* _Stated problem_:
Check every line in the records below for the word "数列的前" and report how many have it, nothing more.

═══ Data for processing

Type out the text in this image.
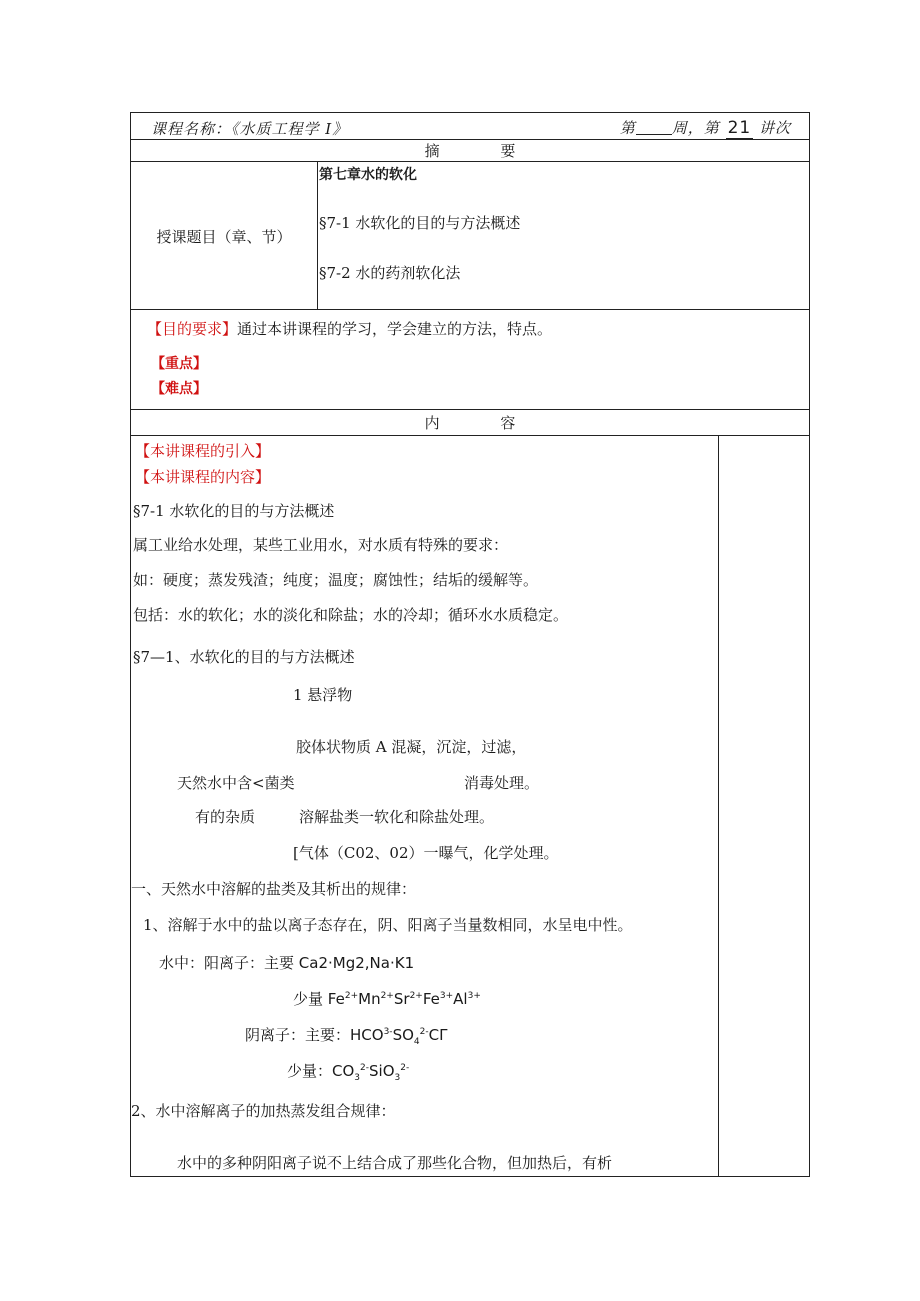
课程名称：《水质工程学 I》	第 周，第 21 讲次
摘 要
授课题目（章、节）
第七章水的软化
§7-1 水软化的目的与方法概述
§7-2 水的药剂软化法
【目的要求】通过本讲课程的学习，学会建立的方法，特点。
【重点】
【难点】
内 容
【本讲课程的引入】
【本讲课程的内容】
§7-1 水软化的目的与方法概述
属工业给水处理，某些工业用水，对水质有特殊的要求：
如：硬度；蒸发残渣；纯度；温度；腐蚀性；结垢的缓解等。
包括：水的软化；水的淡化和除盐；水的冷却；循环水水质稳定。
§7—1、水软化的目的与方法概述
1 悬浮物
胶体状物质 A 混凝，沉淀，过滤，
天然水中含<菌类	消毒处理。
有的杂质	溶解盐类一软化和除盐处理。
[气体（C02、02）一曝气，化学处理。
一、天然水中溶解的盐类及其析出的规律：
1、溶解于水中的盐以离子态存在，阴、阳离子当量数相同，水呈电中性。
水中：阳离子：主要 Ca2·Mg2,Na·K1
少量 $Fe^{2+}Mn^{2+}Sr^{2+}Fe^{3+}Al^{3+}$
阴离子：主要：$HCO^{3-}SO_4^{2-}C\Gamma$
少量：$CO_3^{2-}SiO_3^{2-}$
2、水中溶解离子的加热蒸发组合规律：
水中的多种阴阳离子说不上结合成了那些化合物，但加热后，有析
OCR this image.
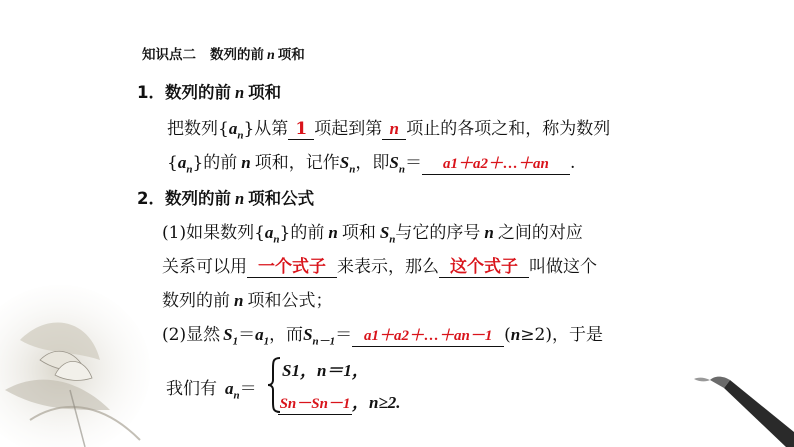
知识点二 数列的前 n 项和
1．数列的前 n 项和
把数列$\{a_n\}$从第 1 项起到第 n 项止的各项之和，称为数列
$\{a_n\}$的前 n 项和，记作$S_n$，即$S_n=$ a1＋a2＋…＋an .
2．数列的前 n 项和公式
(1)如果数列$\{a_n\}$的前 n 项和 $S_n$与它的序号 n 之间的对应
关系可以用 一个式子 来表示，那么 这个式子 叫做这个
数列的前 n 项和公式；
(2)显然 $S_1=a_1$，而$S_{n-1}=$ a1＋a2＋…＋an－1 (n≥2)，于是
我们有 $a_n=$
S1，n＝1，
Sn－Sn－1，n≥2.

══════

* _Worked answer_:
4